#### THE INPUT ####
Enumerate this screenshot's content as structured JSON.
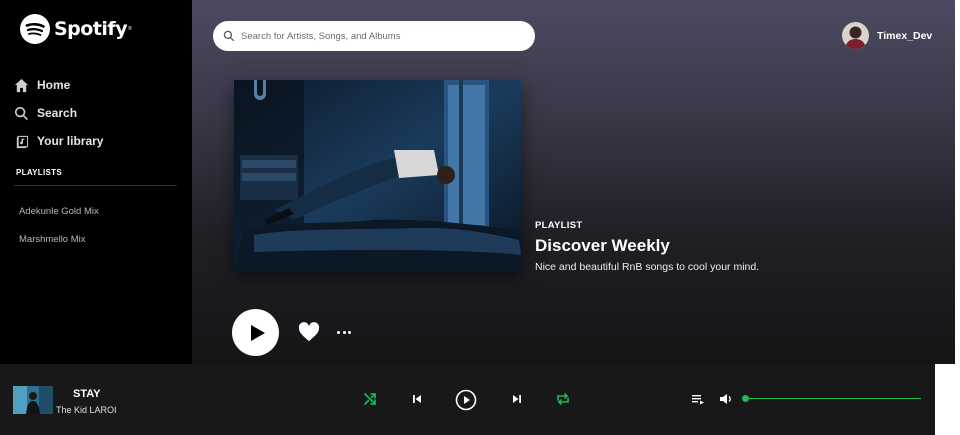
{
  "brand": {
    "name": "Spotify",
    "accent": "#1db954"
  },
  "sidebar": {
    "nav": [
      {
        "label": "Home",
        "icon": "home-icon"
      },
      {
        "label": "Search",
        "icon": "search-icon"
      },
      {
        "label": "Your library",
        "icon": "library-icon"
      }
    ],
    "playlists_header": "PLAYLISTS",
    "playlists": [
      "Adekunle Gold Mix",
      "Marshmello Mix"
    ]
  },
  "header": {
    "search_placeholder": "Search for Artists, Songs, and Albums",
    "username": "Timex_Dev"
  },
  "playlist": {
    "type": "PLAYLIST",
    "title": "Discover Weekly",
    "description": "Nice and beautiful RnB songs to cool your mind."
  },
  "player": {
    "track": "STAY",
    "artist": "The Kid LAROI",
    "volume": 0.0
  }
}
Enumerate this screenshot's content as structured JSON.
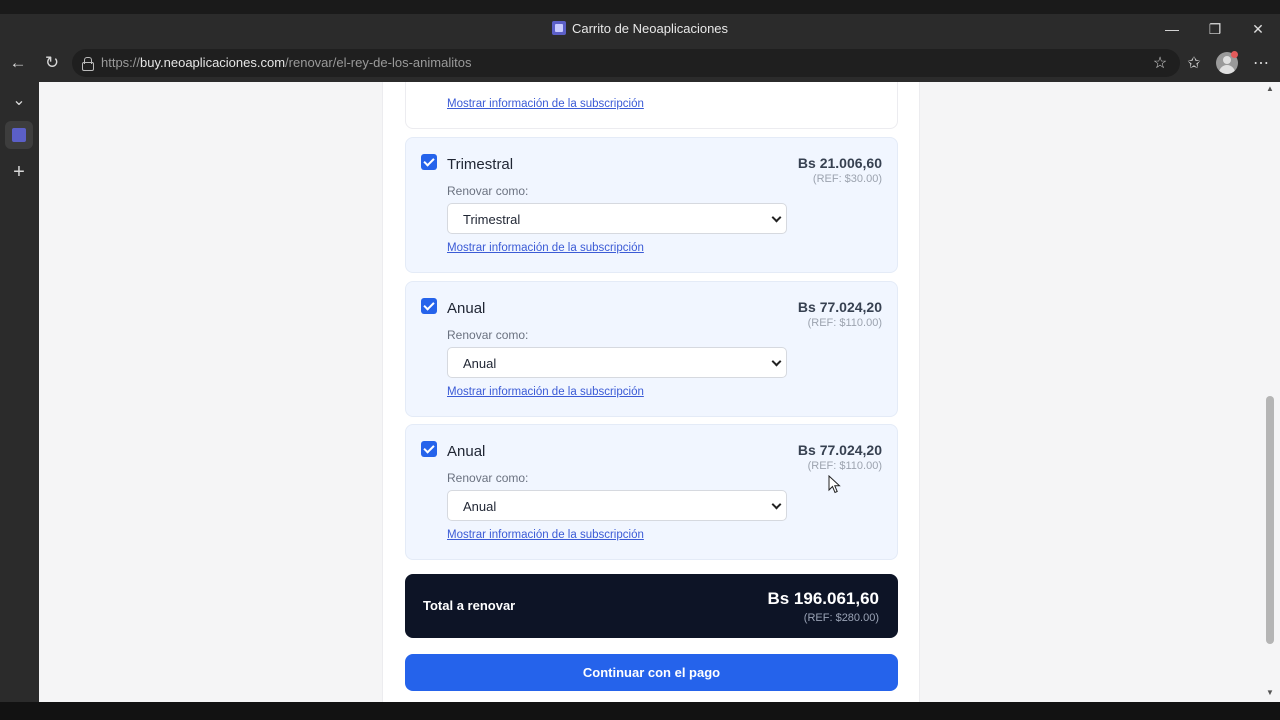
{
  "browser": {
    "window_title": "Carrito de Neoaplicaciones",
    "url_scheme": "https://",
    "url_domain": "buy.neoaplicaciones.com",
    "url_path": "/renovar/el-rey-de-los-animalitos",
    "icons": [
      "back-icon",
      "reload-icon",
      "lock-icon",
      "star-icon",
      "favorites-icon",
      "profile-avatar",
      "more-icon",
      "minimize-icon",
      "restore-icon",
      "close-icon"
    ]
  },
  "sidebar": {
    "icons": [
      "chevron-down-icon",
      "tab-favicon",
      "add-icon"
    ]
  },
  "page": {
    "top_card": {
      "link": "Mostrar información de la subscripción"
    },
    "items": [
      {
        "name": "Trimestral",
        "renew_label": "Renovar como:",
        "selected": "Trimestral",
        "link": "Mostrar información de la subscripción",
        "price": "Bs 21.006,60",
        "ref": "(REF: $30.00)",
        "checked": true
      },
      {
        "name": "Anual",
        "renew_label": "Renovar como:",
        "selected": "Anual",
        "link": "Mostrar información de la subscripción",
        "price": "Bs 77.024,20",
        "ref": "(REF: $110.00)",
        "checked": true
      },
      {
        "name": "Anual",
        "renew_label": "Renovar como:",
        "selected": "Anual",
        "link": "Mostrar información de la subscripción",
        "price": "Bs 77.024,20",
        "ref": "(REF: $110.00)",
        "checked": true
      }
    ],
    "total": {
      "label": "Total a renovar",
      "value": "Bs 196.061,60",
      "ref": "(REF: $280.00)"
    },
    "pay_button": "Continuar con el pago"
  },
  "colors": {
    "accent": "#2563eb",
    "total_bg": "#0d1426",
    "card_bg": "#f1f6ff"
  }
}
####
# EXERCISE DESCRIPTION
Leave out the pictures and give the rest of the records again exactly.

# THE RESPONSE
Enumerate this screenshot's content as structured JSON.
{
  "brand": {
    "name": "Spotify",
    "accent": "#1db954"
  },
  "sidebar": {
    "nav": [
      {
        "label": "Home",
        "icon": "home-icon"
      },
      {
        "label": "Search",
        "icon": "search-icon"
      },
      {
        "label": "Your library",
        "icon": "library-icon"
      }
    ],
    "playlists_header": "PLAYLISTS",
    "playlists": [
      "Adekunle Gold Mix",
      "Marshmello Mix"
    ]
  },
  "header": {
    "search_placeholder": "Search for Artists, Songs, and Albums",
    "username": "Timex_Dev"
  },
  "playlist": {
    "type": "PLAYLIST",
    "title": "Discover Weekly",
    "description": "Nice and beautiful RnB songs to cool your mind."
  },
  "player": {
    "track": "STAY",
    "artist": "The Kid LAROI",
    "volume": 0.0
  }
}
Enumerate this screenshot's content as structured JSON.
{
  "browser": {
    "window_title": "Carrito de Neoaplicaciones",
    "url_scheme": "https://",
    "url_domain": "buy.neoaplicaciones.com",
    "url_path": "/renovar/el-rey-de-los-animalitos",
    "icons": [
      "back-icon",
      "reload-icon",
      "lock-icon",
      "star-icon",
      "favorites-icon",
      "profile-avatar",
      "more-icon",
      "minimize-icon",
      "restore-icon",
      "close-icon"
    ]
  },
  "sidebar": {
    "icons": [
      "chevron-down-icon",
      "tab-favicon",
      "add-icon"
    ]
  },
  "page": {
    "top_card": {
      "link": "Mostrar información de la subscripción"
    },
    "items": [
      {
        "name": "Trimestral",
        "renew_label": "Renovar como:",
        "selected": "Trimestral",
        "link": "Mostrar información de la subscripción",
        "price": "Bs 21.006,60",
        "ref": "(REF: $30.00)",
        "checked": true
      },
      {
        "name": "Anual",
        "renew_label": "Renovar como:",
        "selected": "Anual",
        "link": "Mostrar información de la subscripción",
        "price": "Bs 77.024,20",
        "ref": "(REF: $110.00)",
        "checked": true
      },
      {
        "name": "Anual",
        "renew_label": "Renovar como:",
        "selected": "Anual",
        "link": "Mostrar información de la subscripción",
        "price": "Bs 77.024,20",
        "ref": "(REF: $110.00)",
        "checked": true
      }
    ],
    "total": {
      "label": "Total a renovar",
      "value": "Bs 196.061,60",
      "ref": "(REF: $280.00)"
    },
    "pay_button": "Continuar con el pago"
  },
  "colors": {
    "accent": "#2563eb",
    "total_bg": "#0d1426",
    "card_bg": "#f1f6ff"
  }
}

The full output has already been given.